### AIM OF THE EXERCISE
Take every line from the material that has the word "lenyap" in it.

** START OF INFORMATION SUPPLIED **

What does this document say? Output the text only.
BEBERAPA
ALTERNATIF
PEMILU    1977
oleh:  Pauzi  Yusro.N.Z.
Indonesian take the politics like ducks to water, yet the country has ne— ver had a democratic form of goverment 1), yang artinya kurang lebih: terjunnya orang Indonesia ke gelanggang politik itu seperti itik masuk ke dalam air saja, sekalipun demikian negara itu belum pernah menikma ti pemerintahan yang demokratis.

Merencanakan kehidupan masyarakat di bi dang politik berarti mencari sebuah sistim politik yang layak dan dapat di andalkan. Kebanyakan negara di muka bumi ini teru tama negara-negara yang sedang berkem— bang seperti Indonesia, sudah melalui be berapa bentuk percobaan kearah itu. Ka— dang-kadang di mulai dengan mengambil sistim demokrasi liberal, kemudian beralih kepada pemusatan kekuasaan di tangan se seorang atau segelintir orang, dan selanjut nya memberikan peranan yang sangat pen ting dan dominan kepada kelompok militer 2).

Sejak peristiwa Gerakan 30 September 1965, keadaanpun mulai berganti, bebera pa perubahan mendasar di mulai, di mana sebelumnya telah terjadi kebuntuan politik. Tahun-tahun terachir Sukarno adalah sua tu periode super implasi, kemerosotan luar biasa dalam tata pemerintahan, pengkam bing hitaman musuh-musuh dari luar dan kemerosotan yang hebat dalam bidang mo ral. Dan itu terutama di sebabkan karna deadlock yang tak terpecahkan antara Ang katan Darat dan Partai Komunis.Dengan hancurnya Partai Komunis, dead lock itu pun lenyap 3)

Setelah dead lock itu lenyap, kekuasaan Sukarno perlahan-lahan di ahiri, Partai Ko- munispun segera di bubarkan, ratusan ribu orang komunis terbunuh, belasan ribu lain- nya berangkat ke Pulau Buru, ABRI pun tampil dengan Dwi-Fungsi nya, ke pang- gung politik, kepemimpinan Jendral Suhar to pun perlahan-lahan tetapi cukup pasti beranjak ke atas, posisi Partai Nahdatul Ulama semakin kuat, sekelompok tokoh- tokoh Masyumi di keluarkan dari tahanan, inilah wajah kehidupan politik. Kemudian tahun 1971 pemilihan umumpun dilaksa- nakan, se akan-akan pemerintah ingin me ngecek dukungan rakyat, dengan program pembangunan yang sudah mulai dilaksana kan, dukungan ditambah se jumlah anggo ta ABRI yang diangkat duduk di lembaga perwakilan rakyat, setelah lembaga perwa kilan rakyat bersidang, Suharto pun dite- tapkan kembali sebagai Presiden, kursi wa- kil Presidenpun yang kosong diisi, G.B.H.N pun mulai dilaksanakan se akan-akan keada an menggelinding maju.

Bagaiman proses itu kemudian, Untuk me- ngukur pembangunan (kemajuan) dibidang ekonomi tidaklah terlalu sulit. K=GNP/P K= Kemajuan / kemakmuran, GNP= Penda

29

** END OF INFORMATION SUPPLIED **

### OUTPUT FOR THIS EXERCISE
Sejak peristiwa Gerakan 30 September 1965, keadaanpun mulai berganti, bebera pa perubahan mendasar di mulai, di mana sebelumnya telah terjadi kebuntuan politik. Tahun-tahun terachir Sukarno adalah sua tu periode super implasi, kemerosotan luar biasa dalam tata pemerintahan, pengkam bing hitaman musuh-musuh dari luar dan kemerosotan yang hebat dalam bidang mo ral. Dan itu terutama di sebabkan karna deadlock yang tak terpecahkan antara Ang katan Darat dan Partai Komunis.Dengan hancurnya Partai Komunis, dead lock itu pun lenyap 3)
Setelah dead lock itu lenyap, kekuasaan Sukarno perlahan-lahan di ahiri, Partai Ko- munispun segera di bubarkan, ratusan ribu orang komunis terbunuh, belasan ribu lain- nya berangkat ke Pulau Buru, ABRI pun tampil dengan Dwi-Fungsi nya, ke pang- gung politik, kepemimpinan Jendral Suhar to pun perlahan-lahan tetapi cukup pasti beranjak ke atas, posisi Partai Nahdatul Ulama semakin kuat, sekelompok tokoh- tokoh Masyumi di keluarkan dari tahanan, inilah wajah kehidupan politik. Kemudian tahun 1971 pemilihan umumpun dilaksa- nakan, se akan-akan pemerintah ingin me ngecek dukungan rakyat, dengan program pembangunan yang sudah mulai dilaksana kan, dukungan ditambah se jumlah anggo ta ABRI yang diangkat duduk di lembaga perwakilan rakyat, setelah lembaga perwa kilan rakyat bersidang, Suharto pun dite- tapkan kembali sebagai Presiden, kursi wa- kil Presidenpun yang kosong diisi, G.B.H.N pun mulai dilaksanakan se akan-akan keada an menggelinding maju.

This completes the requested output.